### Exercise directions
Do not carry the pictures over; copy every other part of the entries exactly.
**** Material for this exercise
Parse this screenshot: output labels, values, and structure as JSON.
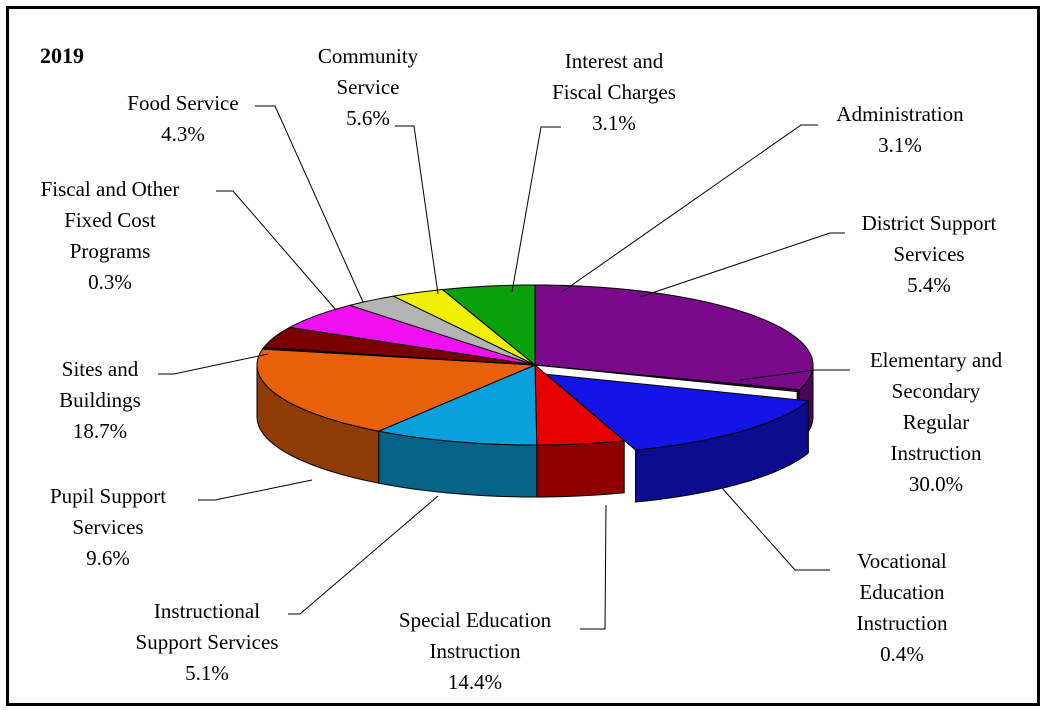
{
  "chart_data": {
    "type": "pie",
    "title": "2019",
    "style": "3d-exploded",
    "slices": [
      {
        "label": [
          "Elementary and",
          "Secondary",
          "Regular",
          "Instruction"
        ],
        "value": 30.0,
        "value_label": "30.0%",
        "color": "#7b0a8a"
      },
      {
        "label": [
          "Vocational",
          "Education",
          "Instruction"
        ],
        "value": 0.4,
        "value_label": "0.4%",
        "color": "#3b1040"
      },
      {
        "label": [
          "Special Education",
          "Instruction"
        ],
        "value": 14.4,
        "value_label": "14.4%",
        "color": "#1414e6"
      },
      {
        "label": [
          "Instructional",
          "Support Services"
        ],
        "value": 5.1,
        "value_label": "5.1%",
        "color": "#e60000"
      },
      {
        "label": [
          "Pupil Support",
          "Services"
        ],
        "value": 9.6,
        "value_label": "9.6%",
        "color": "#0aa0dc"
      },
      {
        "label": [
          "Sites and",
          "Buildings"
        ],
        "value": 18.7,
        "value_label": "18.7%",
        "color": "#e8600a"
      },
      {
        "label": [
          "Fiscal and Other",
          "Fixed Cost",
          "Programs"
        ],
        "value": 0.3,
        "value_label": "0.3%",
        "color": "#5a0a0a"
      },
      {
        "label": [
          "Food Service"
        ],
        "value": 4.3,
        "value_label": "4.3%",
        "color": "#7a0000"
      },
      {
        "label": [
          "Community",
          "Service"
        ],
        "value": 5.6,
        "value_label": "5.6%",
        "color": "#f010f0"
      },
      {
        "label": [
          "Interest and",
          "Fiscal Charges"
        ],
        "value": 3.1,
        "value_label": "3.1%",
        "color": "#b4b4b4"
      },
      {
        "label": [
          "Administration"
        ],
        "value": 3.1,
        "value_label": "3.1%",
        "color": "#f0f000"
      },
      {
        "label": [
          "District Support",
          "Services"
        ],
        "value": 5.4,
        "value_label": "5.4%",
        "color": "#0aa00a"
      }
    ]
  }
}
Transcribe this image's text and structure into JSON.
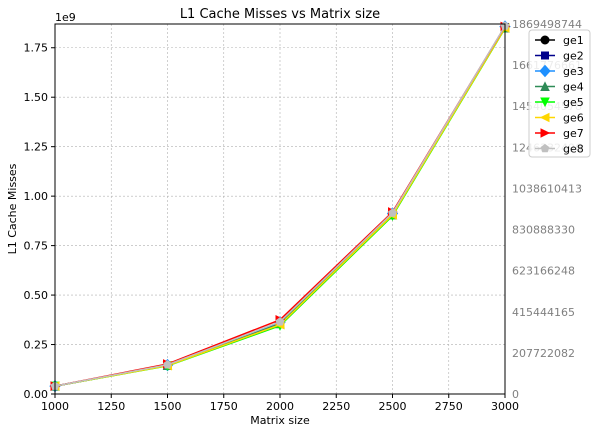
{
  "chart_data": {
    "type": "line",
    "title": "L1 Cache Misses vs Matrix size",
    "xlabel": "Matrix size",
    "ylabel": "L1 Cache Misses",
    "y_offset_label": "1e9",
    "xlim": [
      1000,
      3000
    ],
    "ylim": [
      0,
      1.87
    ],
    "grid": true,
    "legend_position": "right-outside-top",
    "x_ticks": [
      1000,
      1250,
      1500,
      1750,
      2000,
      2250,
      2500,
      2750,
      3000
    ],
    "y_ticks": [
      0.0,
      0.25,
      0.5,
      0.75,
      1.0,
      1.25,
      1.5,
      1.75
    ],
    "y_tick_labels": [
      "0.00",
      "0.25",
      "0.50",
      "0.75",
      "1.00",
      "1.25",
      "1.50",
      "1.75"
    ],
    "right_tick_labels": [
      "0",
      "207722082",
      "415444165",
      "623166248",
      "830888330",
      "1038610413",
      "1246332496",
      "1454054578",
      "1661776661",
      "1869498744"
    ],
    "x": [
      1000,
      1500,
      2000,
      2500,
      3000
    ],
    "series": [
      {
        "name": "ge1",
        "color": "#000000",
        "marker": "circle",
        "values": [
          0.04,
          0.145,
          0.36,
          0.91,
          1.855
        ]
      },
      {
        "name": "ge2",
        "color": "#00008b",
        "marker": "square",
        "values": [
          0.04,
          0.145,
          0.36,
          0.91,
          1.855
        ]
      },
      {
        "name": "ge3",
        "color": "#1e90ff",
        "marker": "diamond",
        "values": [
          0.04,
          0.146,
          0.362,
          0.912,
          1.857
        ]
      },
      {
        "name": "ge4",
        "color": "#2e8b57",
        "marker": "triangle-up",
        "values": [
          0.04,
          0.144,
          0.355,
          0.905,
          1.85
        ]
      },
      {
        "name": "ge5",
        "color": "#00ff00",
        "marker": "triangle-down",
        "values": [
          0.04,
          0.142,
          0.345,
          0.9,
          1.848
        ]
      },
      {
        "name": "ge6",
        "color": "#ffd700",
        "marker": "triangle-left",
        "values": [
          0.04,
          0.143,
          0.35,
          0.905,
          1.85
        ]
      },
      {
        "name": "ge7",
        "color": "#ff0000",
        "marker": "triangle-right",
        "values": [
          0.04,
          0.152,
          0.375,
          0.92,
          1.858
        ]
      },
      {
        "name": "ge8",
        "color": "#c0c0c0",
        "marker": "pentagon",
        "values": [
          0.04,
          0.148,
          0.365,
          0.915,
          1.86
        ]
      }
    ]
  }
}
********
### Correct result
Parse this screenshot: output labels, values, and structure as JSON.
{
  "chart_data": {
    "type": "pie",
    "title": "2019",
    "style": "3d-exploded",
    "slices": [
      {
        "label": [
          "Elementary and",
          "Secondary",
          "Regular",
          "Instruction"
        ],
        "value": 30.0,
        "value_label": "30.0%",
        "color": "#7b0a8a"
      },
      {
        "label": [
          "Vocational",
          "Education",
          "Instruction"
        ],
        "value": 0.4,
        "value_label": "0.4%",
        "color": "#3b1040"
      },
      {
        "label": [
          "Special Education",
          "Instruction"
        ],
        "value": 14.4,
        "value_label": "14.4%",
        "color": "#1414e6"
      },
      {
        "label": [
          "Instructional",
          "Support Services"
        ],
        "value": 5.1,
        "value_label": "5.1%",
        "color": "#e60000"
      },
      {
        "label": [
          "Pupil Support",
          "Services"
        ],
        "value": 9.6,
        "value_label": "9.6%",
        "color": "#0aa0dc"
      },
      {
        "label": [
          "Sites and",
          "Buildings"
        ],
        "value": 18.7,
        "value_label": "18.7%",
        "color": "#e8600a"
      },
      {
        "label": [
          "Fiscal and Other",
          "Fixed Cost",
          "Programs"
        ],
        "value": 0.3,
        "value_label": "0.3%",
        "color": "#5a0a0a"
      },
      {
        "label": [
          "Food Service"
        ],
        "value": 4.3,
        "value_label": "4.3%",
        "color": "#7a0000"
      },
      {
        "label": [
          "Community",
          "Service"
        ],
        "value": 5.6,
        "value_label": "5.6%",
        "color": "#f010f0"
      },
      {
        "label": [
          "Interest and",
          "Fiscal Charges"
        ],
        "value": 3.1,
        "value_label": "3.1%",
        "color": "#b4b4b4"
      },
      {
        "label": [
          "Administration"
        ],
        "value": 3.1,
        "value_label": "3.1%",
        "color": "#f0f000"
      },
      {
        "label": [
          "District Support",
          "Services"
        ],
        "value": 5.4,
        "value_label": "5.4%",
        "color": "#0aa00a"
      }
    ]
  }
}
Transcribe this image's text and structure into JSON.
{
  "chart_data": {
    "type": "line",
    "title": "L1 Cache Misses vs Matrix size",
    "xlabel": "Matrix size",
    "ylabel": "L1 Cache Misses",
    "y_offset_label": "1e9",
    "xlim": [
      1000,
      3000
    ],
    "ylim": [
      0,
      1.87
    ],
    "grid": true,
    "legend_position": "right-outside-top",
    "x_ticks": [
      1000,
      1250,
      1500,
      1750,
      2000,
      2250,
      2500,
      2750,
      3000
    ],
    "y_ticks": [
      0.0,
      0.25,
      0.5,
      0.75,
      1.0,
      1.25,
      1.5,
      1.75
    ],
    "y_tick_labels": [
      "0.00",
      "0.25",
      "0.50",
      "0.75",
      "1.00",
      "1.25",
      "1.50",
      "1.75"
    ],
    "right_tick_labels": [
      "0",
      "207722082",
      "415444165",
      "623166248",
      "830888330",
      "1038610413",
      "1246332496",
      "1454054578",
      "1661776661",
      "1869498744"
    ],
    "x": [
      1000,
      1500,
      2000,
      2500,
      3000
    ],
    "series": [
      {
        "name": "ge1",
        "color": "#000000",
        "marker": "circle",
        "values": [
          0.04,
          0.145,
          0.36,
          0.91,
          1.855
        ]
      },
      {
        "name": "ge2",
        "color": "#00008b",
        "marker": "square",
        "values": [
          0.04,
          0.145,
          0.36,
          0.91,
          1.855
        ]
      },
      {
        "name": "ge3",
        "color": "#1e90ff",
        "marker": "diamond",
        "values": [
          0.04,
          0.146,
          0.362,
          0.912,
          1.857
        ]
      },
      {
        "name": "ge4",
        "color": "#2e8b57",
        "marker": "triangle-up",
        "values": [
          0.04,
          0.144,
          0.355,
          0.905,
          1.85
        ]
      },
      {
        "name": "ge5",
        "color": "#00ff00",
        "marker": "triangle-down",
        "values": [
          0.04,
          0.142,
          0.345,
          0.9,
          1.848
        ]
      },
      {
        "name": "ge6",
        "color": "#ffd700",
        "marker": "triangle-left",
        "values": [
          0.04,
          0.143,
          0.35,
          0.905,
          1.85
        ]
      },
      {
        "name": "ge7",
        "color": "#ff0000",
        "marker": "triangle-right",
        "values": [
          0.04,
          0.152,
          0.375,
          0.92,
          1.858
        ]
      },
      {
        "name": "ge8",
        "color": "#c0c0c0",
        "marker": "pentagon",
        "values": [
          0.04,
          0.148,
          0.365,
          0.915,
          1.86
        ]
      }
    ]
  }
}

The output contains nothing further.